>> Begin SUPPLIED MATERIAL
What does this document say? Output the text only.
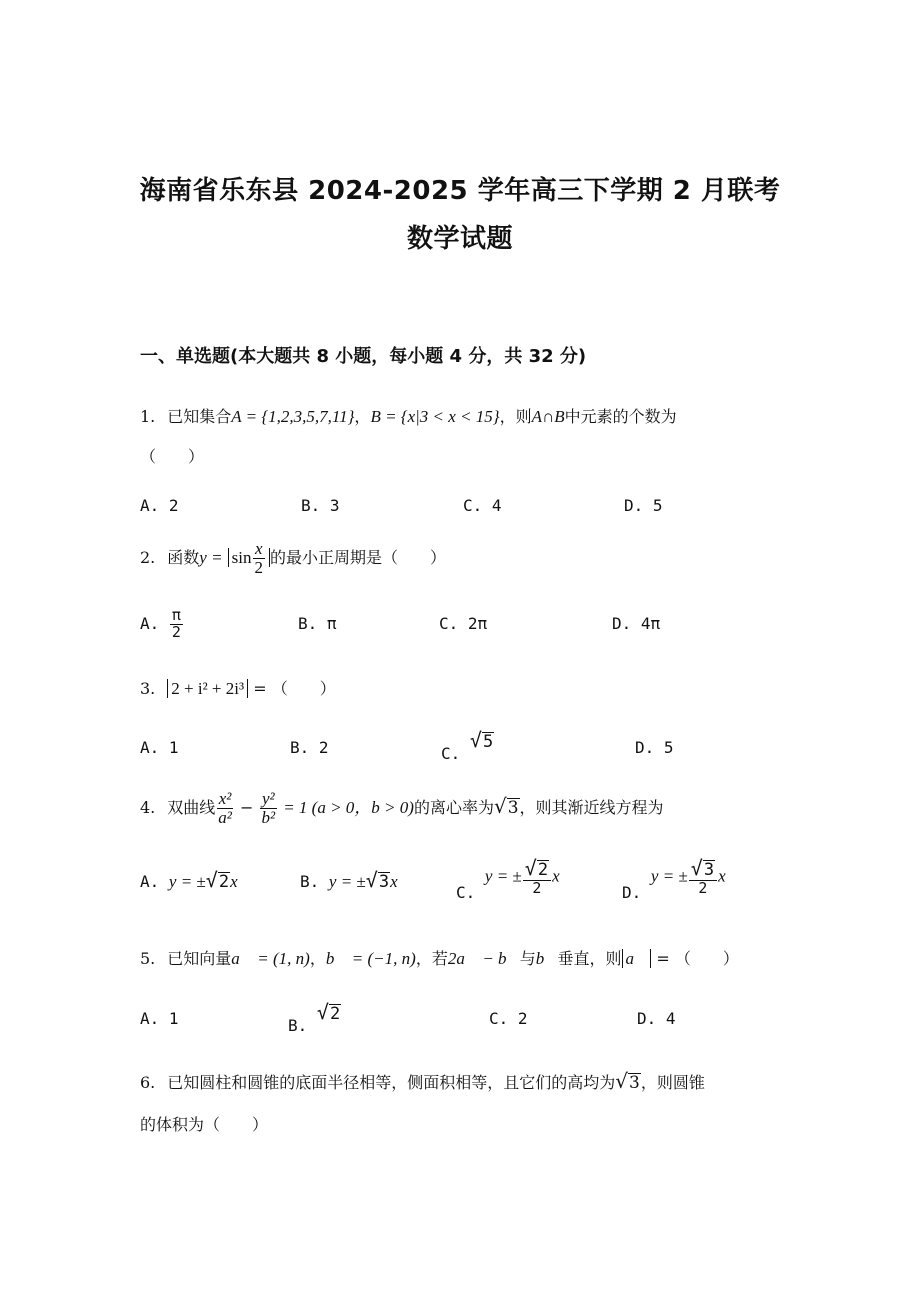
海南省乐东县 2024-2025 学年高三下学期 2 月联考
数学试题
一、单选题(本大题共 8 小题，每小题 4 分，共 32 分)
1. 已知集合A = {1,2,3,5,7,11}，B = {x|3 < x < 15}，则A∩B中元素的个数为
（　　）
A. 2	B. 3	C. 4	D. 5
2. 函数$y = \sin \frac{x}{2}$ 的最小正周期是（　　）
A. $\frac{\pi}{2}$	B. π	C. 2π	D. 4π
3. 2 + i² + 2i³ = （　　）
A. 1	B. 2	C.
√ 5	D. 5
4. 双曲线 $\frac{\text{x²}}{\text{a²}} - \frac{\text{y²}}{\text{b²}} = 1$ (a > 0，b > 0)的离心率为 √ 3 ，则其渐近线方程为
A. y = ± √ 2 x	B. y = ± √ 3 x
C. y = ± $\frac{√ 2}{2}$ x
D. y = ± $\frac{√ 3}{2}$ x
5. 已知向量a⃗ = (1, n)，b⃗ = (−1, n)，若2a⃗ − b⃗与b⃗垂直，则 a⃗ = （　　）
A. 1	B.
√ 2	C. 2	D. 4
6. 已知圆柱和圆锥的底面半径相等，侧面积相等，且它们的高均为 √ 3 ，则圆锥
的体积为（　　）
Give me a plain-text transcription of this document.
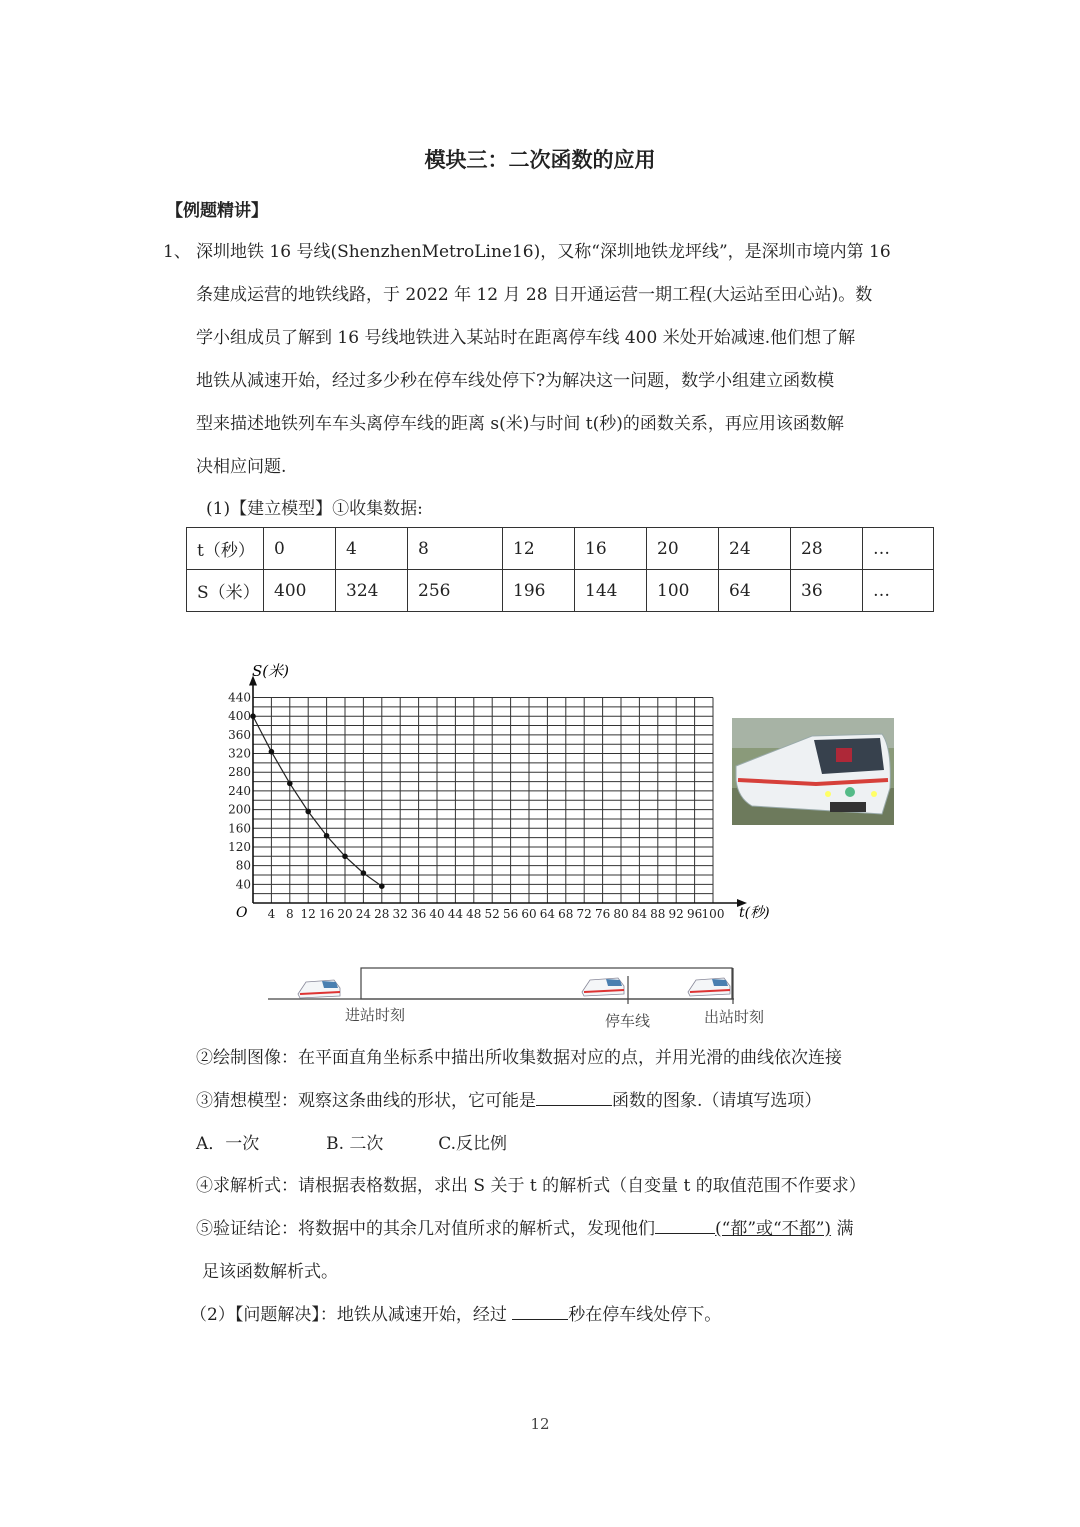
模块三：二次函数的应用
【例题精讲】
1、 深圳地铁 16 号线(ShenzhenMetroLine16)，又称“深圳地铁龙坪线”，是深圳市境内第 16
条建成运营的地铁线路，于 2022 年 12 月 28 日开通运营一期工程(大运站至田心站)。数
学小组成员了解到 16 号线地铁进入某站时在距离停车线 400 米处开始减速.他们想了解
地铁从减速开始，经过多少秒在停车线处停下?为解决这一问题，数学小组建立函数模
型来描述地铁列车车头离停车线的距离 s(米)与时间 t(秒)的函数关系，再应用该函数解
决相应问题.
(1)【建立模型】①收集数据:
t（秒）	0	4	8	12	16	20	24	28	…
S（米）	400	324	256	196	144	100	64	36	…
4 8 12 16 20 24 28 32 36 40 44 48 52 56 60 64 68 72 76 80 84 88 92 96 100
40
80
120
160
200
240
280
320
360
400
440
S(米)
t(秒)
O
进站时刻	停车线	出站时刻
②绘制图像：在平面直角坐标系中描出所收集数据对应的点，并用光滑的曲线依次连接
③猜想模型：观察这条曲线的形状，它可能是	函数的图象.（请填写选项）
A．一次	B. 二次	C.反比例
④求解析式：请根据表格数据，求出 S 关于 t 的解析式（自变量 t 的取值范围不作要求）
⑤验证结论：将数据中的其余几对值所求的解析式，发现他们	(“都”或“不都”) 满
足该函数解析式。
（2）【问题解决】：地铁从减速开始，经过	秒在停车线处停下。
12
>> End SUPPLIED MATERIAL
Output only the lines from the one that contains "Give me a plain-text" to the end of the entries above, both end lines included, and drop the pictures.

Give me a plain-text transcription of this document.
模块三：二次函数的应用
【例题精讲】
1、 深圳地铁 16 号线(ShenzhenMetroLine16)，又称“深圳地铁龙坪线”，是深圳市境内第 16
条建成运营的地铁线路，于 2022 年 12 月 28 日开通运营一期工程(大运站至田心站)。数
学小组成员了解到 16 号线地铁进入某站时在距离停车线 400 米处开始减速.他们想了解
地铁从减速开始，经过多少秒在停车线处停下?为解决这一问题，数学小组建立函数模
型来描述地铁列车车头离停车线的距离 s(米)与时间 t(秒)的函数关系，再应用该函数解
决相应问题.
(1)【建立模型】①收集数据:
t（秒）	0	4	8	12	16	20	24	28	…
S（米）	400	324	256	196	144	100	64	36	…
4 8 12 16 20 24 28 32 36 40 44 48 52 56 60 64 68 72 76 80 84 88 92 96 100
40
80
120
160
200
240
280
320
360
400
440
S(米)
t(秒)
O
进站时刻	停车线	出站时刻
②绘制图像：在平面直角坐标系中描出所收集数据对应的点，并用光滑的曲线依次连接
③猜想模型：观察这条曲线的形状，它可能是	函数的图象.（请填写选项）
A．一次	B. 二次	C.反比例
④求解析式：请根据表格数据，求出 S 关于 t 的解析式（自变量 t 的取值范围不作要求）
⑤验证结论：将数据中的其余几对值所求的解析式，发现他们	(“都”或“不都”) 满
足该函数解析式。
（2）【问题解决】：地铁从减速开始，经过	秒在停车线处停下。
12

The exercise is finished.